→ The request:
Quote every line of the records below word for word, omitting the picture lines.

→ Boxed element entries:

*-*-*

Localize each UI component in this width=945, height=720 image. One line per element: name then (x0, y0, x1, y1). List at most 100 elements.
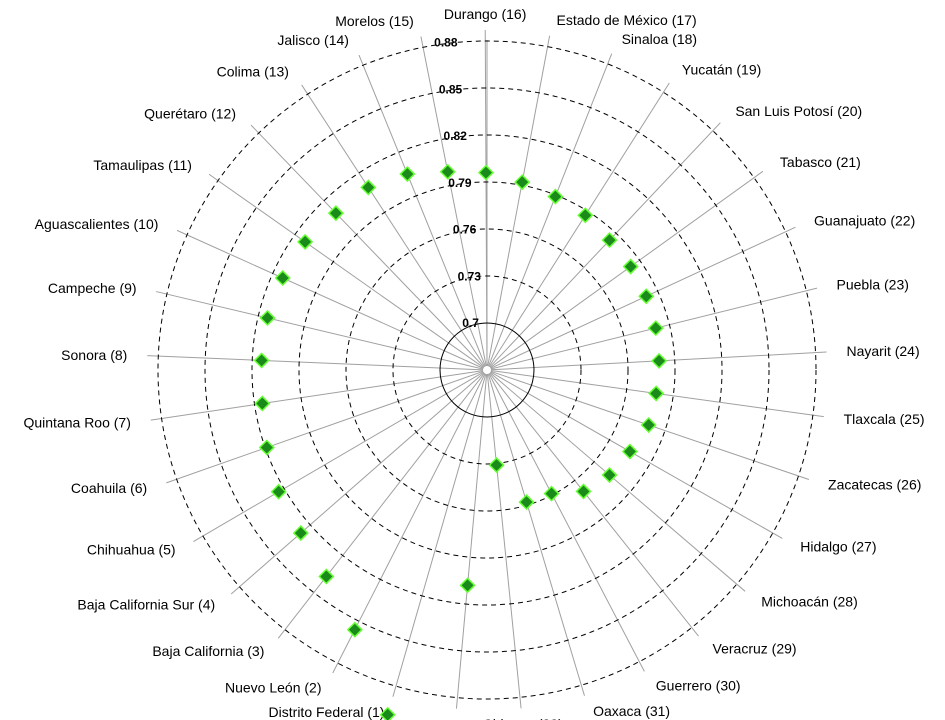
grid-ring (298, 181, 676, 559)
tick-label: 0.85 (439, 82, 463, 96)
data-point (439, 163, 456, 180)
category-label: Chihuahua (5) (87, 542, 176, 558)
category-label: Quintana Roo (7) (23, 414, 130, 430)
category-label: Nayarit (24) (847, 343, 920, 359)
data-point (514, 174, 531, 191)
spoke-line (392, 373, 487, 697)
data-point (259, 309, 276, 327)
category-label: Puebla (23) (837, 276, 909, 292)
spoke-line (176, 229, 484, 369)
grid-ring (439, 322, 535, 418)
category-label: Aguascalientes (10) (35, 216, 159, 232)
spoke-line (193, 371, 484, 542)
tick-label: 0.76 (453, 223, 477, 237)
spoke-line (488, 82, 670, 367)
category-label: Veracruz (29) (713, 641, 797, 657)
data-point (601, 466, 618, 484)
spoke-line (489, 372, 746, 592)
data-point (488, 457, 505, 474)
spoke-line (147, 355, 484, 371)
grid-ring (251, 134, 723, 606)
tick-label: 0.88 (434, 36, 458, 50)
data-point (622, 258, 639, 275)
data-point (399, 166, 416, 183)
category-label: Querétaro (12) (144, 106, 236, 122)
grid-rings-group (157, 40, 817, 700)
data-point (651, 352, 668, 369)
data-point (518, 494, 535, 511)
data-point (253, 352, 270, 369)
spoke-line (487, 373, 585, 696)
spoke-line (332, 373, 486, 674)
category-label: Michoacán (28) (761, 594, 858, 610)
data-point (647, 320, 664, 337)
category-label: Distrito Federal (1) (269, 704, 385, 720)
spoke-line (488, 53, 613, 367)
spoke-line (487, 35, 551, 367)
spoke-line (277, 372, 485, 639)
category-label: Guanajuato (22) (814, 212, 915, 228)
category-label: Nuevo León (2) (225, 679, 322, 695)
spoke-line (490, 371, 783, 539)
spoke-line (166, 370, 484, 484)
category-label: Durango (16) (444, 6, 527, 22)
data-point (379, 706, 396, 720)
data-point (297, 233, 314, 250)
spoke-line (301, 84, 486, 367)
category-label: Yucatán (19) (682, 62, 761, 78)
grid-ring (157, 40, 817, 700)
category-label: Estado de México (17) (557, 12, 697, 28)
category-label: Baja California Sur (4) (77, 597, 215, 613)
data-point (621, 443, 638, 460)
category-labels-group: NACIONAL Distrito Federal (1) Nuevo León (… (23, 6, 924, 720)
data-point (258, 439, 275, 456)
data-point (254, 395, 271, 412)
category-label: Colima (13) (217, 64, 289, 80)
grid-ring (392, 275, 582, 465)
data-point (577, 207, 594, 224)
category-label: Oaxaca (31) (593, 703, 670, 719)
spoke-line (208, 173, 485, 369)
category-label: Hidalgo (27) (800, 538, 876, 554)
data-points-group (253, 163, 668, 720)
data-point (360, 179, 377, 196)
spoke-line (489, 372, 699, 637)
tick-labels-group: 0.7 0.73 0.76 0.79 0.82 0.85 0.88 (434, 36, 481, 331)
data-point (270, 483, 287, 500)
category-label: Guerrero (30) (656, 678, 741, 694)
data-point (638, 288, 655, 305)
spoke-line (150, 370, 484, 421)
spoke-line (250, 124, 485, 368)
category-label: Jalisco (14) (277, 32, 349, 48)
spoke-line (489, 122, 721, 368)
data-point (547, 188, 564, 205)
spokes-group (147, 30, 827, 709)
category-label: Tabasco (21) (780, 154, 861, 170)
category-label: Baja California (3) (152, 643, 264, 659)
tick-label: 0.82 (444, 129, 468, 143)
tick-label: 0.7 (462, 316, 479, 330)
data-point (346, 621, 363, 638)
data-point (459, 577, 476, 594)
data-point (292, 525, 309, 542)
category-label: NACIONAL (419, 717, 491, 720)
data-point (318, 568, 335, 585)
tick-label: 0.79 (448, 176, 472, 190)
spoke-line (358, 54, 486, 367)
grid-ring (204, 87, 770, 653)
data-point (575, 483, 592, 500)
category-label: Campeche (9) (48, 280, 137, 296)
spoke-line (455, 373, 488, 709)
spoke-line (486, 373, 522, 709)
category-label: Morelos (15) (335, 13, 414, 29)
data-point (543, 485, 560, 502)
category-label: Chiapas (32) (483, 716, 563, 720)
data-point (274, 269, 291, 287)
spoke-line (488, 373, 645, 672)
spoke-line (420, 36, 487, 367)
tick-label: 0.73 (458, 269, 482, 283)
category-label: Sinaloa (18) (622, 31, 698, 47)
category-label: Tamaulipas (11) (93, 157, 192, 173)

*-*-*

→ Task solution:
Localize each UI component in this width=945, height=720 image. One line per element: name then (x0, y0, x1, y1). List at most 100 elements.
grid-ring (298, 181, 676, 559)
tick-label: 0.85 (439, 82, 463, 96)
data-point (439, 163, 456, 180)
category-label: Chihuahua (5) (87, 542, 176, 558)
category-label: Quintana Roo (7) (23, 414, 130, 430)
category-label: Nayarit (24) (847, 343, 920, 359)
data-point (514, 174, 531, 191)
spoke-line (392, 373, 487, 697)
data-point (259, 309, 276, 327)
category-label: Puebla (23) (837, 276, 909, 292)
spoke-line (176, 229, 484, 369)
grid-ring (439, 322, 535, 418)
category-label: Aguascalientes (10) (35, 216, 159, 232)
spoke-line (193, 371, 484, 542)
tick-label: 0.76 (453, 223, 477, 237)
spoke-line (488, 82, 670, 367)
category-label: Veracruz (29) (713, 641, 797, 657)
data-point (601, 466, 618, 484)
spoke-line (489, 372, 746, 592)
data-point (488, 457, 505, 474)
spoke-line (147, 355, 484, 371)
grid-ring (251, 134, 723, 606)
tick-label: 0.88 (434, 36, 458, 50)
data-point (622, 258, 639, 275)
data-point (399, 166, 416, 183)
category-label: Querétaro (12) (144, 106, 236, 122)
grid-rings-group (157, 40, 817, 700)
data-point (651, 352, 668, 369)
data-point (518, 494, 535, 511)
data-point (253, 352, 270, 369)
spoke-line (487, 373, 585, 696)
spoke-line (332, 373, 486, 674)
category-label: Michoacán (28) (761, 594, 858, 610)
data-point (647, 320, 664, 337)
category-label: Distrito Federal (1) (269, 704, 385, 720)
spoke-line (488, 53, 613, 367)
spoke-line (487, 35, 551, 367)
spoke-line (277, 372, 485, 639)
category-label: Guanajuato (22) (814, 212, 915, 228)
category-label: Nuevo León (2) (225, 679, 322, 695)
spoke-line (490, 371, 783, 539)
spoke-line (166, 370, 484, 484)
category-label: Durango (16) (444, 6, 527, 22)
data-point (379, 706, 396, 720)
data-point (297, 233, 314, 250)
spoke-line (301, 84, 486, 367)
category-label: Yucatán (19) (682, 62, 761, 78)
grid-ring (157, 40, 817, 700)
category-label: Estado de México (17) (557, 12, 697, 28)
category-label: Baja California Sur (4) (77, 597, 215, 613)
data-point (621, 443, 638, 460)
category-labels-group: NACIONAL Distrito Federal (1) Nuevo León (… (23, 6, 924, 720)
data-point (258, 439, 275, 456)
data-point (254, 395, 271, 412)
category-label: Colima (13) (217, 64, 289, 80)
grid-ring (392, 275, 582, 465)
data-point (577, 207, 594, 224)
category-label: Oaxaca (31) (593, 703, 670, 719)
spoke-line (208, 173, 485, 369)
category-label: Hidalgo (27) (800, 538, 876, 554)
data-points-group (253, 163, 668, 720)
data-point (360, 179, 377, 196)
spoke-line (489, 372, 699, 637)
tick-labels-group: 0.7 0.73 0.76 0.79 0.82 0.85 0.88 (434, 36, 481, 331)
data-point (270, 483, 287, 500)
category-label: Guerrero (30) (656, 678, 741, 694)
data-point (638, 288, 655, 305)
spoke-line (150, 370, 484, 421)
spoke-line (250, 124, 485, 368)
category-label: Jalisco (14) (277, 32, 349, 48)
spoke-line (489, 122, 721, 368)
data-point (547, 188, 564, 205)
spokes-group (147, 30, 827, 709)
category-label: Tabasco (21) (780, 154, 861, 170)
category-label: Baja California (3) (152, 643, 264, 659)
tick-label: 0.82 (444, 129, 468, 143)
tick-label: 0.7 (462, 316, 479, 330)
data-point (346, 621, 363, 638)
data-point (459, 577, 476, 594)
data-point (292, 525, 309, 542)
category-label: NACIONAL (419, 717, 491, 720)
data-point (318, 568, 335, 585)
tick-label: 0.79 (448, 176, 472, 190)
spoke-line (358, 54, 486, 367)
grid-ring (204, 87, 770, 653)
data-point (575, 483, 592, 500)
category-label: Campeche (9) (48, 280, 137, 296)
spoke-line (455, 373, 488, 709)
spoke-line (486, 373, 522, 709)
category-label: Morelos (15) (335, 13, 414, 29)
data-point (543, 485, 560, 502)
category-label: Chiapas (32) (483, 716, 563, 720)
data-point (274, 269, 291, 287)
spoke-line (488, 373, 645, 672)
spoke-line (420, 36, 487, 367)
tick-label: 0.73 (458, 269, 482, 283)
category-label: Sinaloa (18) (622, 31, 698, 47)
category-label: Tamaulipas (11) (93, 157, 192, 173)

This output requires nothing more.